## Prompt
Report how many lines hold the word "五洲新春"; answer with the number alone.

* START Records to use *

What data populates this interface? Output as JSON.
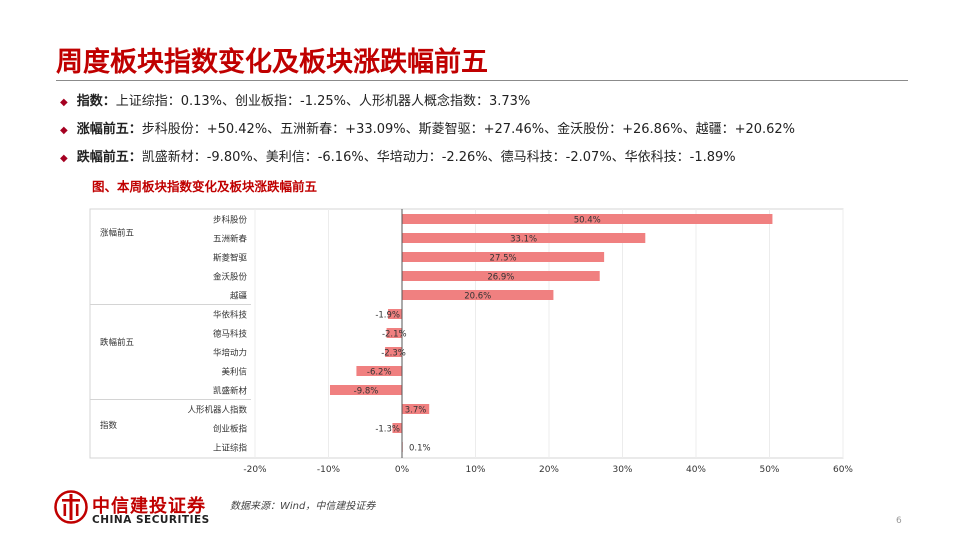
{
  "title": "周度板块指数变化及板块涨跌幅前五",
  "bullets": [
    {
      "label": "指数：",
      "text": "上证综指：0.13%、创业板指：-1.25%、人形机器人概念指数：3.73%"
    },
    {
      "label": "涨幅前五：",
      "text": "步科股份：+50.42%、五洲新春：+33.09%、斯菱智驱：+27.46%、金沃股份：+26.86%、越疆：+20.62%"
    },
    {
      "label": "跌幅前五：",
      "text": "凯盛新材：-9.80%、美利信：-6.16%、华培动力：-2.26%、德马科技：-2.07%、华依科技：-1.89%"
    }
  ],
  "figure_title": "图、本周板块指数变化及板块涨跌幅前五",
  "source": "数据来源：Wind，中信建投证券",
  "logo": {
    "cn": "中信建投证券",
    "en": "CHINA SECURITIES"
  },
  "page_number": "6",
  "colors": {
    "accent": "#c00000",
    "bar": "#f08080"
  },
  "chart_data": {
    "type": "bar",
    "orientation": "horizontal",
    "groups": [
      {
        "name": "涨幅前五",
        "items": [
          {
            "label": "步科股份",
            "value": 50.4,
            "text": "50.4%"
          },
          {
            "label": "五洲新春",
            "value": 33.1,
            "text": "33.1%"
          },
          {
            "label": "斯菱智驱",
            "value": 27.5,
            "text": "27.5%"
          },
          {
            "label": "金沃股份",
            "value": 26.9,
            "text": "26.9%"
          },
          {
            "label": "越疆",
            "value": 20.6,
            "text": "20.6%"
          }
        ]
      },
      {
        "name": "跌幅前五",
        "items": [
          {
            "label": "华依科技",
            "value": -1.9,
            "text": "-1.9%"
          },
          {
            "label": "德马科技",
            "value": -2.1,
            "text": "-2.1%"
          },
          {
            "label": "华培动力",
            "value": -2.3,
            "text": "-2.3%"
          },
          {
            "label": "美利信",
            "value": -6.2,
            "text": "-6.2%"
          },
          {
            "label": "凯盛新材",
            "value": -9.8,
            "text": "-9.8%"
          }
        ]
      },
      {
        "name": "指数",
        "items": [
          {
            "label": "人形机器人指数",
            "value": 3.7,
            "text": "3.7%"
          },
          {
            "label": "创业板指",
            "value": -1.3,
            "text": "-1.3%"
          },
          {
            "label": "上证综指",
            "value": 0.1,
            "text": "0.1%"
          }
        ]
      }
    ],
    "xlim": [
      -20,
      60
    ],
    "xticks": [
      "-20%",
      "-10%",
      "0%",
      "10%",
      "20%",
      "30%",
      "40%",
      "50%",
      "60%"
    ],
    "grid": true,
    "legend": "none"
  }
}
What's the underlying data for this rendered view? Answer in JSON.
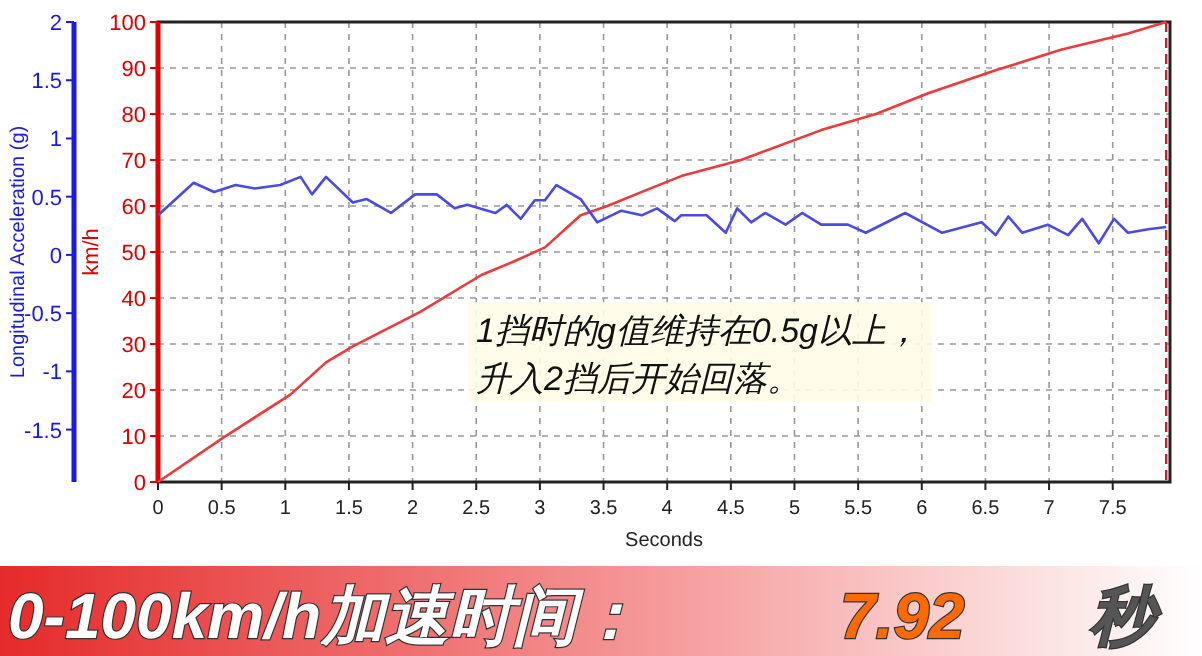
{
  "chart_data": {
    "type": "line",
    "xlabel": "Seconds",
    "ylabel": "km/h",
    "y2label": "Longitudinal Acceleration (g)",
    "xlim": [
      0,
      7.95
    ],
    "xticks": [
      0,
      0.5,
      1,
      1.5,
      2,
      2.5,
      3,
      3.5,
      4,
      4.5,
      5,
      5.5,
      6,
      6.5,
      7,
      7.5
    ],
    "ylim": [
      0,
      100
    ],
    "yticks": [
      0,
      10,
      20,
      30,
      40,
      50,
      60,
      70,
      80,
      90,
      100
    ],
    "y2lim": [
      -1.95,
      2
    ],
    "y2ticks": [
      -1.5,
      -1,
      -0.5,
      0,
      0.5,
      1,
      1.5,
      2
    ],
    "grid": true,
    "marker": "none",
    "line_style": "solid",
    "series": [
      {
        "color": "#ee3a3a",
        "x": [
          0,
          0.51,
          1.04,
          1.32,
          1.53,
          2.06,
          2.54,
          2.8,
          3.04,
          3.32,
          3.53,
          3.84,
          4.11,
          4.58,
          5.21,
          5.64,
          6.05,
          6.58,
          7.1,
          7.62,
          7.92
        ],
        "values": [
          0,
          9.6,
          19,
          26,
          29.5,
          37,
          45,
          48,
          51,
          58,
          60,
          63.5,
          66.5,
          70,
          76.5,
          80,
          84.5,
          89.5,
          94,
          97.5,
          100
        ]
      },
      {
        "color": "#4a4ae8",
        "axis": "y2",
        "x": [
          0,
          0.28,
          0.44,
          0.61,
          0.76,
          0.96,
          1.12,
          1.21,
          1.32,
          1.53,
          1.64,
          1.83,
          2.02,
          2.19,
          2.33,
          2.43,
          2.65,
          2.74,
          2.85,
          2.96,
          3.04,
          3.13,
          3.32,
          3.45,
          3.64,
          3.8,
          3.92,
          4.06,
          4.11,
          4.31,
          4.46,
          4.55,
          4.66,
          4.77,
          4.93,
          5.06,
          5.21,
          5.42,
          5.56,
          5.87,
          6.16,
          6.47,
          6.58,
          6.68,
          6.79,
          6.99,
          7.15,
          7.26,
          7.39,
          7.51,
          7.62,
          7.78,
          7.92
        ],
        "values": [
          0.34,
          0.62,
          0.54,
          0.6,
          0.57,
          0.6,
          0.67,
          0.52,
          0.67,
          0.45,
          0.48,
          0.36,
          0.52,
          0.52,
          0.4,
          0.43,
          0.36,
          0.43,
          0.31,
          0.47,
          0.47,
          0.6,
          0.48,
          0.28,
          0.38,
          0.34,
          0.4,
          0.29,
          0.34,
          0.34,
          0.19,
          0.4,
          0.28,
          0.36,
          0.26,
          0.36,
          0.26,
          0.26,
          0.19,
          0.36,
          0.19,
          0.28,
          0.17,
          0.33,
          0.19,
          0.26,
          0.17,
          0.31,
          0.1,
          0.31,
          0.19,
          0.22,
          0.24
        ]
      }
    ],
    "ref_lines": [
      {
        "axis": "x",
        "value": 7.92,
        "color": "#cc2222",
        "line_style": "dashed"
      }
    ],
    "annotations": [
      "1挡时的g值维持在0.5g以上，",
      "升入2挡后开始回落。",
      "0-100km/h加速时间：",
      "7.92",
      "秒"
    ]
  }
}
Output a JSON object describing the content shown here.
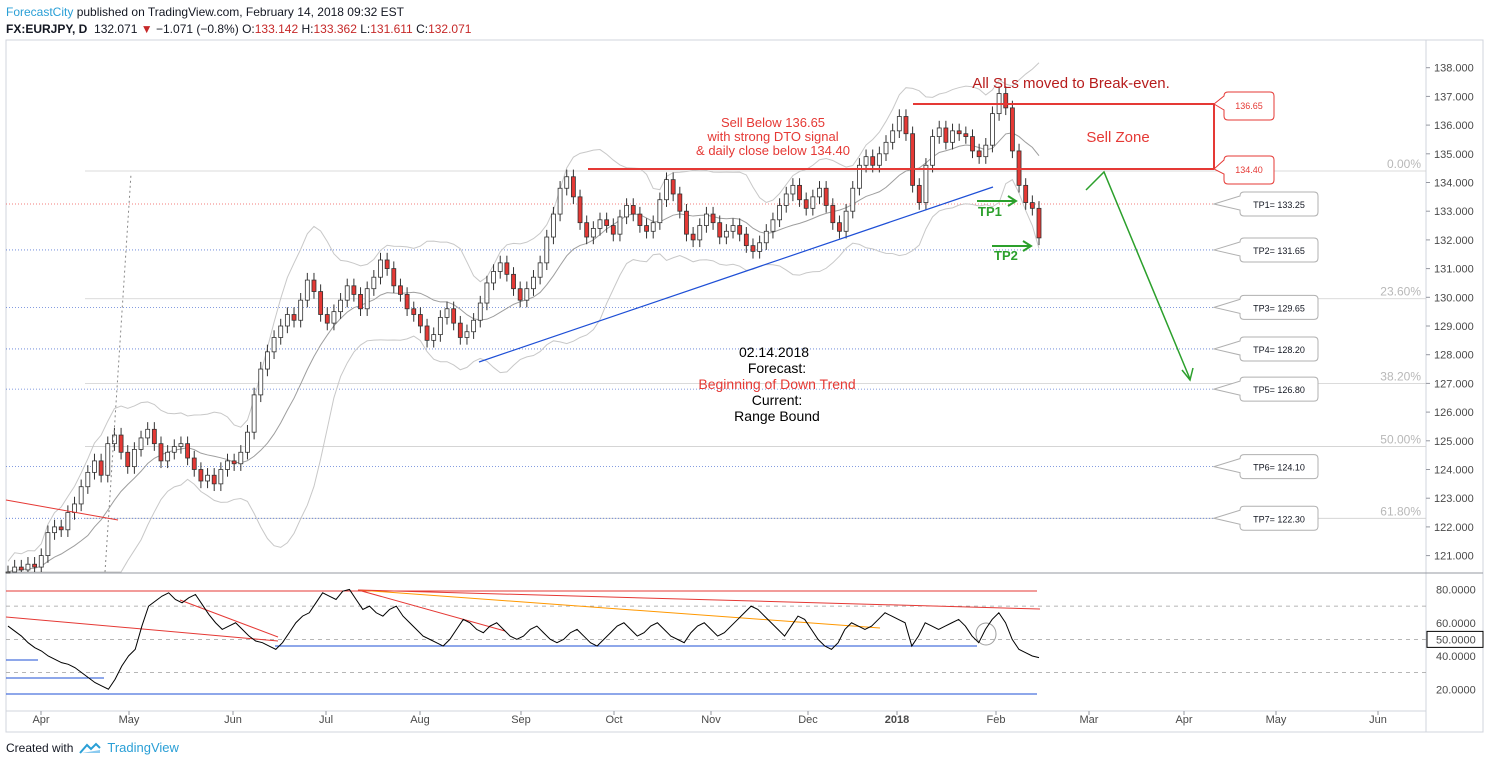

* END Records to use *

## Expected answer
2